Stated goal:
Pick out the lines containing "CERTIFICATE".
•••••
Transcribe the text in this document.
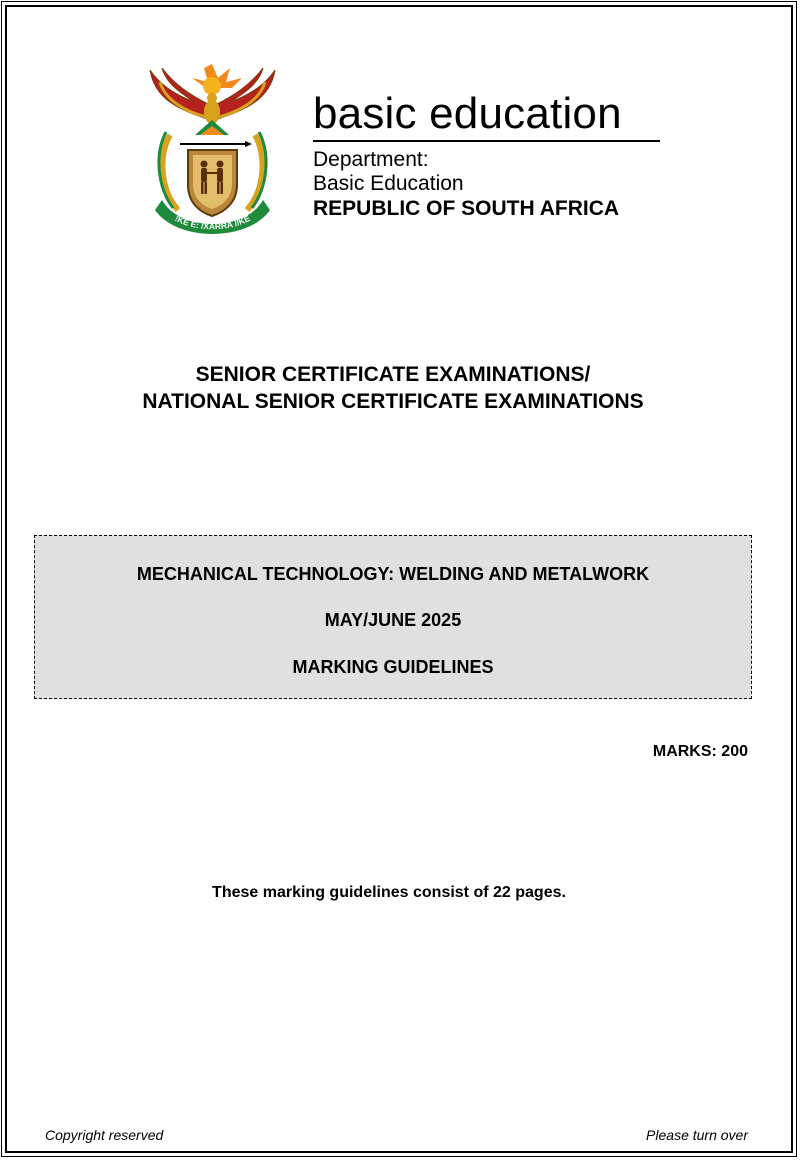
!KE E: /XARRA //KE
basic education
Department:
Basic Education
REPUBLIC OF SOUTH AFRICA
SENIOR CERTIFICATE EXAMINATIONS/
NATIONAL SENIOR CERTIFICATE EXAMINATIONS
MECHANICAL TECHNOLOGY: WELDING AND METALWORK
MAY/JUNE 2025
MARKING GUIDELINES
MARKS: 200
These marking guidelines consist of 22 pages.
Copyright reserved	Please turn over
•••••
The solution:
SENIOR CERTIFICATE EXAMINATIONS/
NATIONAL SENIOR CERTIFICATE EXAMINATIONS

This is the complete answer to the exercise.